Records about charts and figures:
-=-=-

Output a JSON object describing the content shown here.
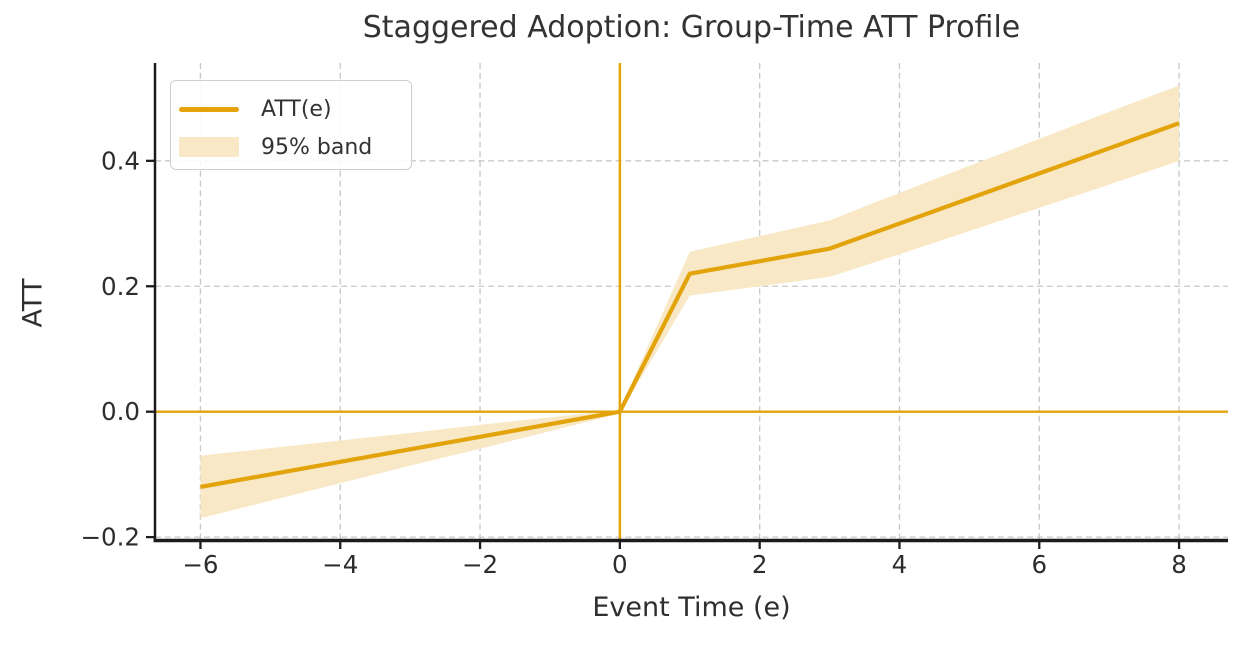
{
  "chart_data": {
    "type": "line",
    "title": "Staggered Adoption: Group-Time ATT Profile",
    "xlabel": "Event Time (e)",
    "ylabel": "ATT",
    "x": [
      -6,
      -5,
      -4,
      -3,
      -2,
      -1,
      0,
      1,
      2,
      3,
      4,
      5,
      6,
      7,
      8
    ],
    "series": [
      {
        "name": "ATT(e)",
        "values": [
          -0.12,
          -0.1,
          -0.08,
          -0.06,
          -0.04,
          -0.02,
          0.0,
          0.22,
          0.24,
          0.26,
          0.3,
          0.34,
          0.38,
          0.42,
          0.46
        ]
      }
    ],
    "band": {
      "name": "95% band",
      "lower": [
        -0.17,
        -0.142,
        -0.114,
        -0.086,
        -0.059,
        -0.031,
        -0.003,
        0.185,
        0.2,
        0.215,
        0.251,
        0.288,
        0.325,
        0.362,
        0.4
      ],
      "upper": [
        -0.07,
        -0.058,
        -0.046,
        -0.034,
        -0.021,
        -0.009,
        0.003,
        0.255,
        0.28,
        0.305,
        0.349,
        0.392,
        0.435,
        0.478,
        0.52
      ]
    },
    "reference_lines": {
      "vline_x": 0,
      "hline_y": 0
    },
    "xlim": [
      -6.65,
      8.7
    ],
    "ylim": [
      -0.203,
      0.556
    ],
    "xticks": [
      -6,
      -4,
      -2,
      0,
      2,
      4,
      6,
      8
    ],
    "xtick_labels": [
      "−6",
      "−4",
      "−2",
      "0",
      "2",
      "4",
      "6",
      "8"
    ],
    "yticks": [
      -0.2,
      0.0,
      0.2,
      0.4
    ],
    "ytick_labels": [
      "−0.2",
      "0.0",
      "0.2",
      "0.4"
    ],
    "grid": true,
    "legend_position": "upper-left",
    "colors": {
      "line": "#E2A30B",
      "band_fill": "#F8E8C6",
      "grid": "#C9C9C9",
      "spine": "#1C1C1C",
      "title_text": "#333333",
      "tick_text": "#2D2D2D"
    }
  }
}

-=-=-

■ PROBLEM TO SOLVE: Pictures stay out; repeat all the rest of the records exactly.

■ EXERCISE OUTPUT:
Output a JSON object describing the content shown here.
{
  "chart_data": {
    "type": "line",
    "title": "Staggered Adoption: Group-Time ATT Profile",
    "xlabel": "Event Time (e)",
    "ylabel": "ATT",
    "x": [
      -6,
      -5,
      -4,
      -3,
      -2,
      -1,
      0,
      1,
      2,
      3,
      4,
      5,
      6,
      7,
      8
    ],
    "series": [
      {
        "name": "ATT(e)",
        "values": [
          -0.12,
          -0.1,
          -0.08,
          -0.06,
          -0.04,
          -0.02,
          0.0,
          0.22,
          0.24,
          0.26,
          0.3,
          0.34,
          0.38,
          0.42,
          0.46
        ]
      }
    ],
    "band": {
      "name": "95% band",
      "lower": [
        -0.17,
        -0.142,
        -0.114,
        -0.086,
        -0.059,
        -0.031,
        -0.003,
        0.185,
        0.2,
        0.215,
        0.251,
        0.288,
        0.325,
        0.362,
        0.4
      ],
      "upper": [
        -0.07,
        -0.058,
        -0.046,
        -0.034,
        -0.021,
        -0.009,
        0.003,
        0.255,
        0.28,
        0.305,
        0.349,
        0.392,
        0.435,
        0.478,
        0.52
      ]
    },
    "reference_lines": {
      "vline_x": 0,
      "hline_y": 0
    },
    "xlim": [
      -6.65,
      8.7
    ],
    "ylim": [
      -0.203,
      0.556
    ],
    "xticks": [
      -6,
      -4,
      -2,
      0,
      2,
      4,
      6,
      8
    ],
    "xtick_labels": [
      "−6",
      "−4",
      "−2",
      "0",
      "2",
      "4",
      "6",
      "8"
    ],
    "yticks": [
      -0.2,
      0.0,
      0.2,
      0.4
    ],
    "ytick_labels": [
      "−0.2",
      "0.0",
      "0.2",
      "0.4"
    ],
    "grid": true,
    "legend_position": "upper-left",
    "colors": {
      "line": "#E2A30B",
      "band_fill": "#F8E8C6",
      "grid": "#C9C9C9",
      "spine": "#1C1C1C",
      "title_text": "#333333",
      "tick_text": "#2D2D2D"
    }
  }
}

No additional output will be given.